→ WRITTEN TASK 1
In the text about Jungkook's trips with Jimin, why did JK say he wanted to return to Japan?
→ WRITTEN TASK 2
Extend the text about Jungkook's trips with Jimin, picking up right after its final sentence.

→ TEXT SECTION

⁂

So, even when things went wrong they still enjoyed their trip immensely because they have the kind of relationship where they can take something bad and bond over the experience, turn it into something positive and memorable, create inside jokes that'll probably last forever. They also never truly got annoyed or stressed out at each other either despite both being sick or tired. You have to be so close and get along with someone so well to be able to do that?
So despite JK going to Jeju & Busan with his 97 liner friends, despite allegedly going to Japan with Eunwoo, despite already going snowboarding with TH and WS, despite any other trips or breaks or BV seasons over the years, despite CT being a mess, Jeju being somewhere they’ve both already been, none of the activities being that new or particularly exciting for them, despite being “company content”, in that moment JK felt so strongly and so positively and so fondly about his AYS experience that they felt like the best trips of his life. You don’t even need JKs words to know that, it was clear by the constant smiles and laughter throughout the show how much he loved it. And what made those trips so fun and impactful was clearly that they were together. That’s just amazing to me? To have someone you get along with so well, someone you have so much fun with and enjoy being around that much?
I do think these trips offering a break from his insane schedule made them more impactful and meaningful to Jungkook too. You could tell how exhausted he was working nonstop during his solo schedules. Jimin even said in CT he was glad he came because otherwise JK wouldn’t have gotten to do all of those things. It’s funny that solos & tkkrs tried to make it seem like these trips were just piling onto JK’s busy schedule when in fact they seemed to offer him a much needed break to relax and do something fun instead. So the timing of these trips probably did add to why JK loved them so much.
I also think that JK felt so strongly about it specifically in that moment because Sapporo was a pretty emotional trip for them too. Based on JKs words they were also using the trip to make memories to look back on during enlistment, probably also wanted to have one more enjoyable experience before they would have to go away for eighteen months. I think that played a part in this trip feeling more special and sentimental than it ordinarily would have. I thought it was especially sweet how when they were both feeling particularly emotional/melancholy on the train ride they shared that moment together and took comfort in each other. Jimin said that he didn’t think he would have felt excited about the snow in SK, but in Sapporo he loved it so much. And JK saying that he wanted to return to Japan because it was the location of their first trip was terribly sweet. It was a really nice and poignant way to end AYS, because those trips and Sapporo in particular did have a lot of meaning for them, clearly. They truly loved AYS so much.

⁂

→ DATASET CONTENT
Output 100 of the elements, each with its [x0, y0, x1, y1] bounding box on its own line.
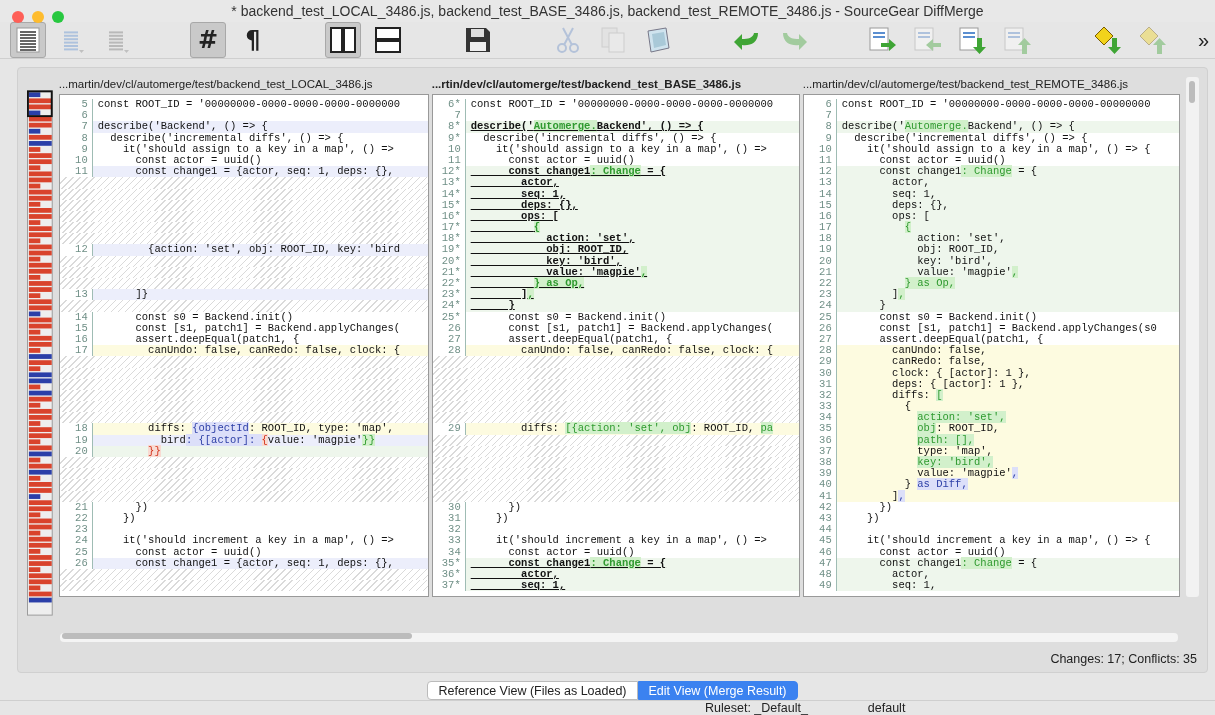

⁂

→ FINAL RESULT 1
Because it was where their first trip took place.

→ FINAL RESULT 2
I have so many other thoughts and feelings about AYS I’d like to unpack eventually but really I think what encapsulates my feelings on AYS is just JK saying that these were the best trips of his life. I guess this is just my really long winded way of saying how special I think Jikook’s bond is. You can’t really argue that JK enjoyed AYS as much as he did for any reason other than that he was with Jimin. Even if JK simply enjoyed getting to take a relaxing trip during his busy schedule, what made a lot of the small things so fun was Jikook’s unique dynamic. That trip wouldn’t have been possible with someone else because quite simply it wouldn't have been the same trip. It had to be Jikook for AYS to be so incredibly relaxing but also have the right amount of activity, eating, and playing, for the simple things to be that enjoyable, the food so prominent, the shared dorky sense of humor, the few moments of softness and vulnerability, the comfortable vibe between them.
I’ve never seen JK yap that much in BTS content either, you can tell how comfortable he is with Jimin in particular and how easy and familiar their dynamic is too. I’ve never honestly seen them that relaxed and stripped back in BTS content before, which was part of the reason I enjoyed AYS so much. I felt like I got to genuinely know them better and I really loved that. They could have made the show more dynamic and entertaining by packing it full of activities or other people, but it seems like the main focus was just doing the things they enjoy doing together and having their ideal vacation, which I massively preferred.
I also thought it was really meaningful that they did their little AYS thing right before they enlisted together. They just really enjoyed that show so much, they really bonded over creating it, had so much fun coming up with the title and the little details, and clearly felt so much genuine fondness for it. For them to end their CH2 with AYS was really meaningful, because that’s literally how they closed out the whole CH2 “solo” era, with something they created together. Just the fact that they were even thinking about AYS in that moment shows how impactful it was for them. Jikook closed out their CH2 together while at the same time entering the next chapter of their lives together too. They just make my heart so warm for real. I really loved AYS so much and I’m so glad that Jikook loved it just as much as we did if not more.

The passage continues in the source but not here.